-- BEGIN PROVIDED RECORDS --
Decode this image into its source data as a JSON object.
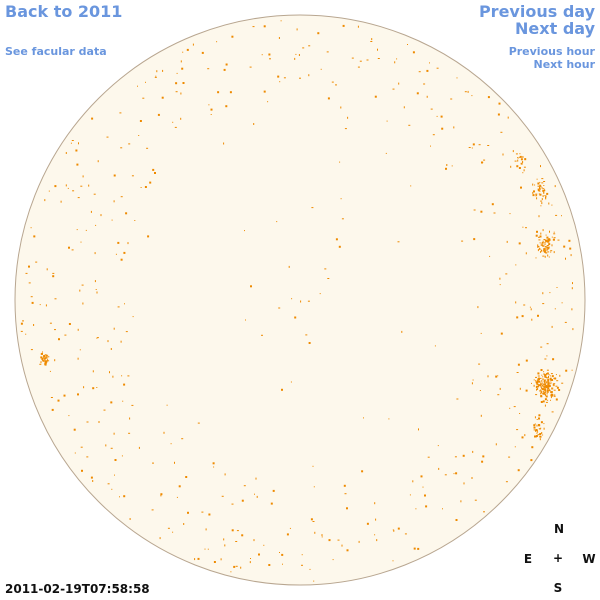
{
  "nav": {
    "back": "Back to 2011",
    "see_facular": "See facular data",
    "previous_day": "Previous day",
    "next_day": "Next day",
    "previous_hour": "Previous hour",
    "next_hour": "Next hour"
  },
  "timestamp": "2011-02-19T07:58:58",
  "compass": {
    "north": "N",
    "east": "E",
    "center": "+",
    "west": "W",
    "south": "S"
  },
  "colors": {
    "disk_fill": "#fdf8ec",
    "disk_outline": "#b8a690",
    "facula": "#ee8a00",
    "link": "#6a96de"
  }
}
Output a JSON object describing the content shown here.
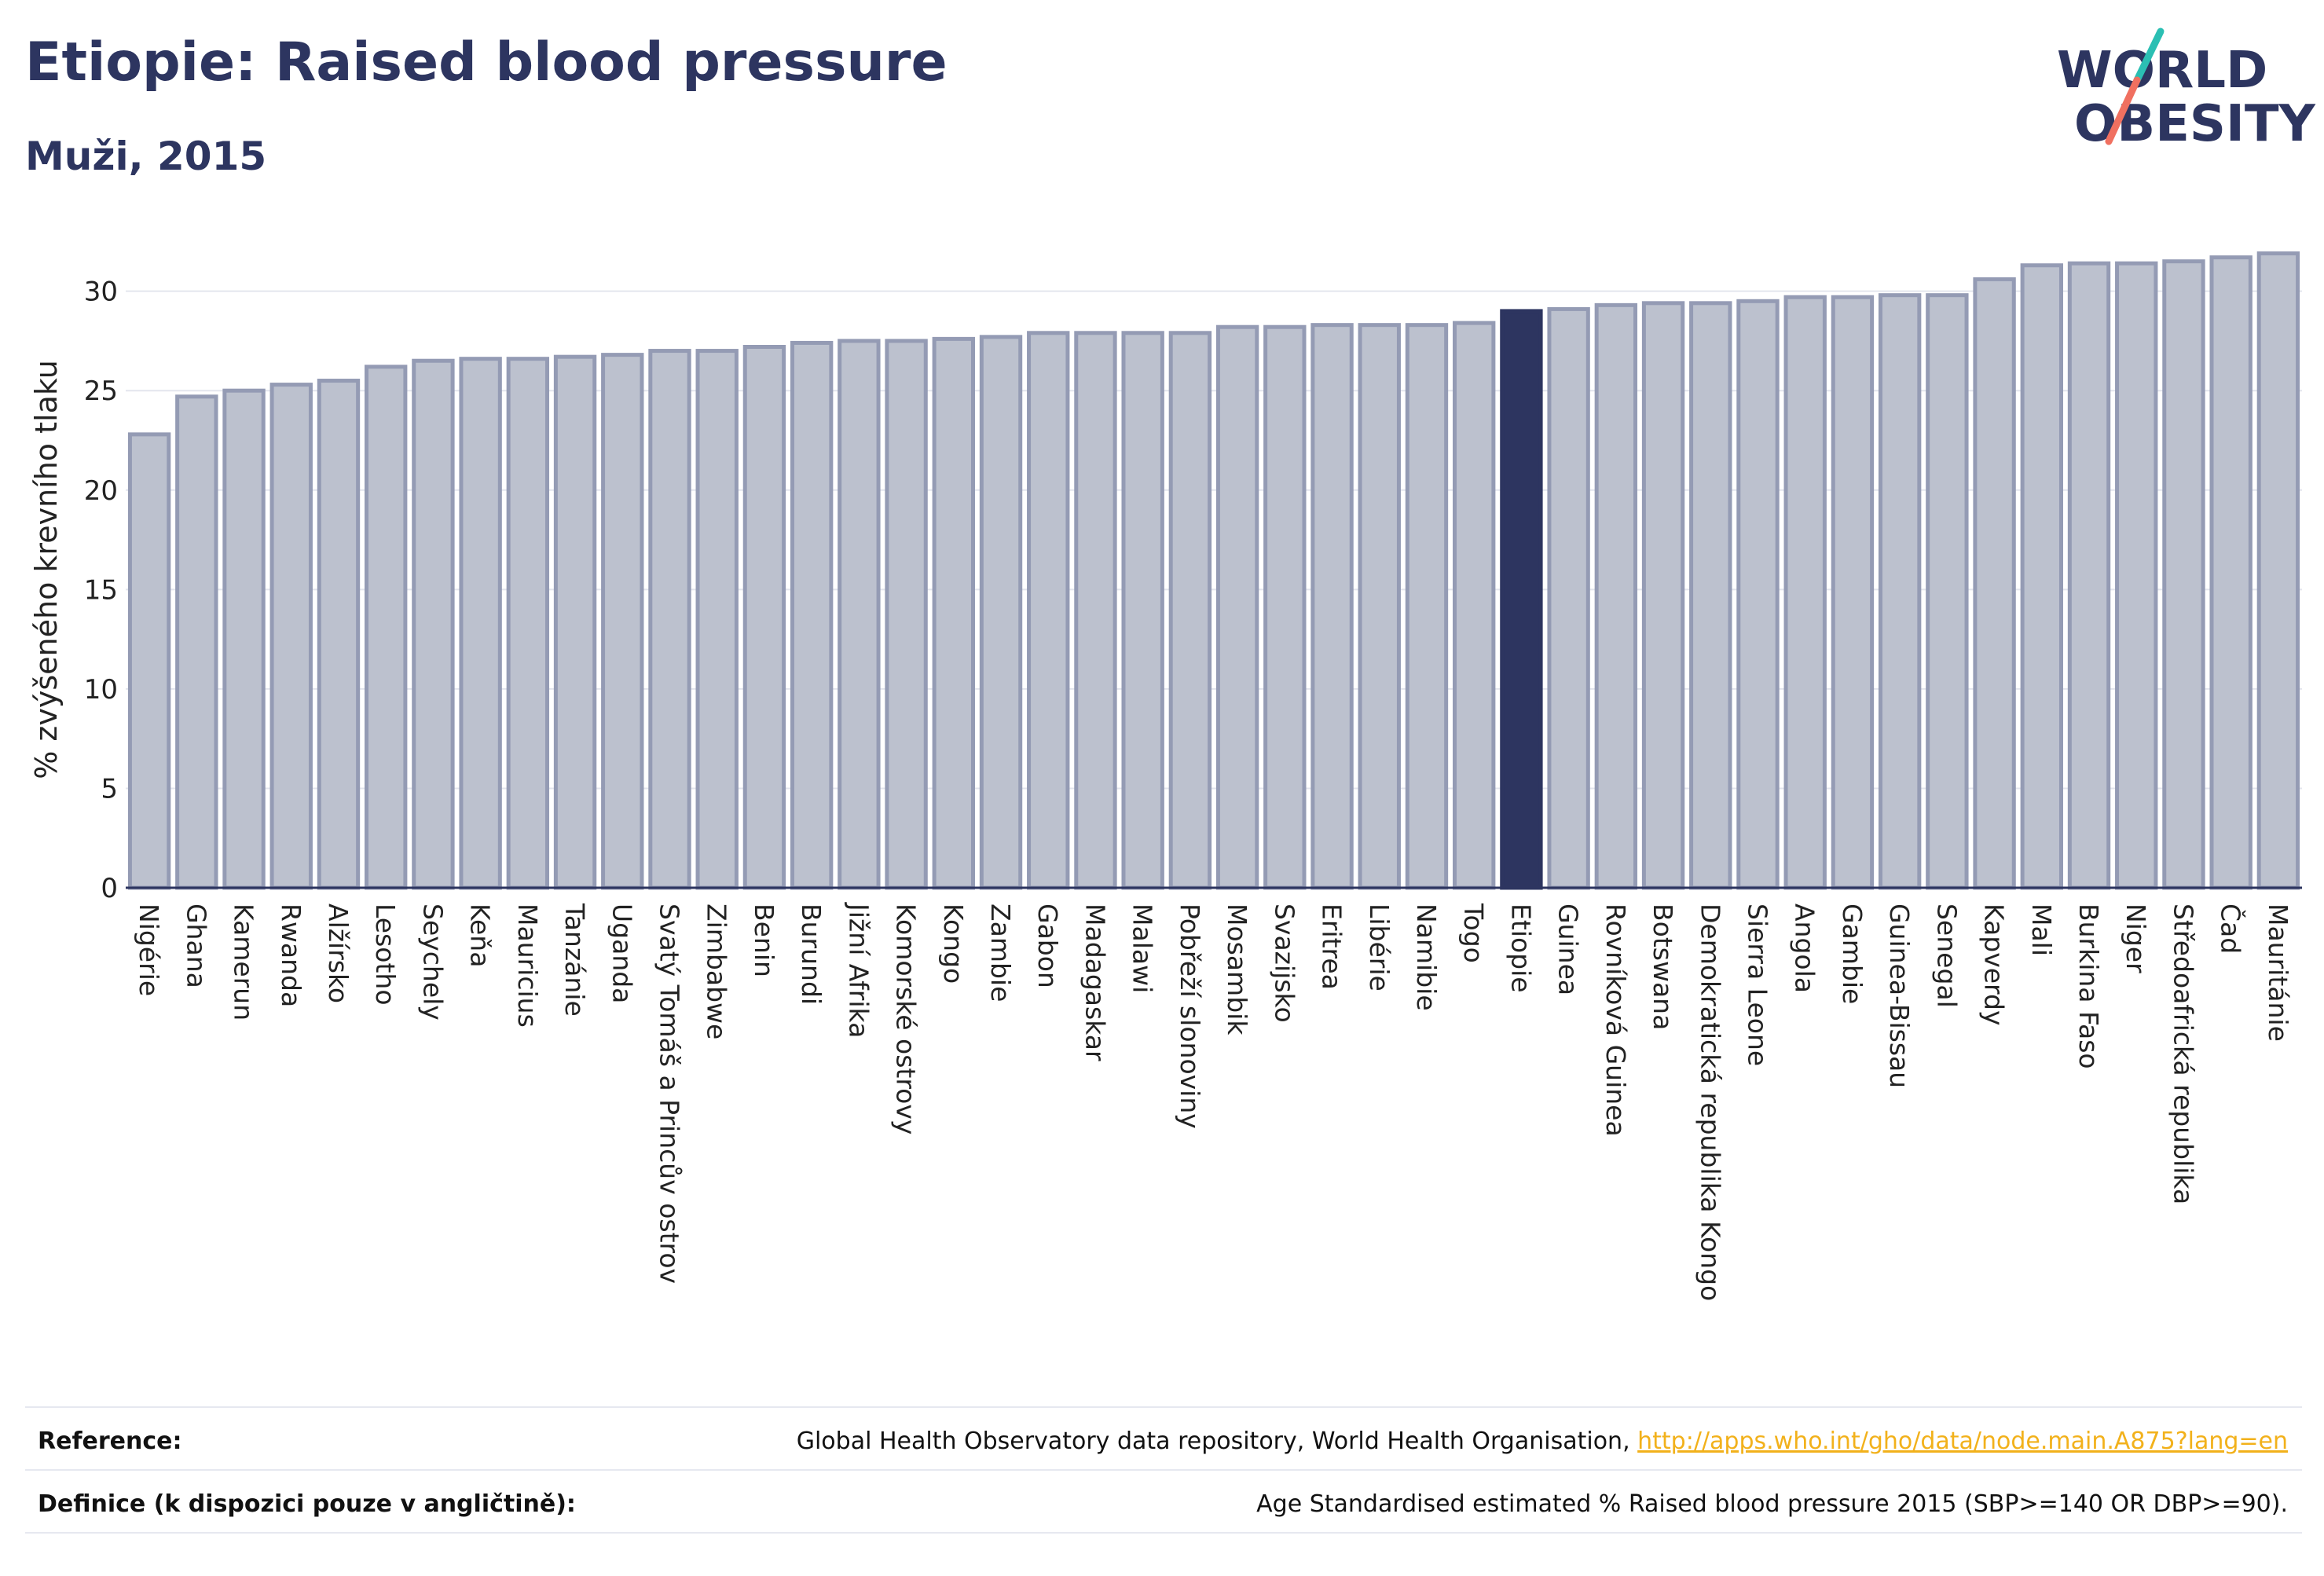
-- END PROVIDED RECORDS --
-- BEGIN PROVIDED RECORDS --
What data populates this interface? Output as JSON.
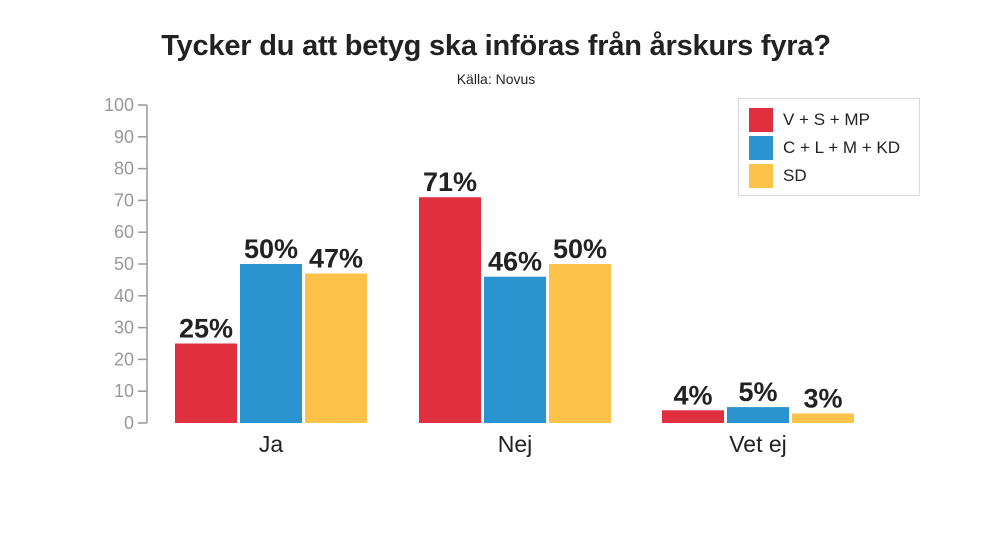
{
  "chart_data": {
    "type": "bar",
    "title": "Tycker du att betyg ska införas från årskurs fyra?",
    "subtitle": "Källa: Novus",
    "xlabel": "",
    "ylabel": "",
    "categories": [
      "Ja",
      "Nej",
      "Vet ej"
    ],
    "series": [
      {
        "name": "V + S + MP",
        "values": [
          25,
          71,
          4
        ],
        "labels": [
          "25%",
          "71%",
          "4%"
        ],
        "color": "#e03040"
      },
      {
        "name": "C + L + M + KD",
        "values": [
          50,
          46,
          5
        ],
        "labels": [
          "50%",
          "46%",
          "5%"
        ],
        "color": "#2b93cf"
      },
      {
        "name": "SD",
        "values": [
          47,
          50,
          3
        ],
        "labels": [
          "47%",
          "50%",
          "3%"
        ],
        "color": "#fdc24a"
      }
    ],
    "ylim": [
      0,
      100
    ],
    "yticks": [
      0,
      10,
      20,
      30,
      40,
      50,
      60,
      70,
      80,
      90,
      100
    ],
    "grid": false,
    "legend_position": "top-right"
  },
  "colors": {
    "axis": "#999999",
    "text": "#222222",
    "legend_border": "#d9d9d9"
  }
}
-- END PROVIDED RECORDS --
» **YOUR GOAL**:
From the records above, transcribe exactly the lines starting at the one containing "Decode this image" and ending at the one containing "Output a JSON". Skip the pictures.

» **COMPLETE RESPONSE**:
Decode this image into its source data as a JSON object.
{
  "nav": {
    "back": "Back to 2011",
    "see_facular": "See facular data",
    "previous_day": "Previous day",
    "next_day": "Next day",
    "previous_hour": "Previous hour",
    "next_hour": "Next hour"
  },
  "timestamp": "2011-02-19T07:58:58",
  "compass": {
    "north": "N",
    "east": "E",
    "center": "+",
    "west": "W",
    "south": "S"
  },
  "colors": {
    "disk_fill": "#fdf8ec",
    "disk_outline": "#b8a690",
    "facula": "#ee8a00",
    "link": "#6a96de"
  }
}
Output a JSON object describing the content shown here.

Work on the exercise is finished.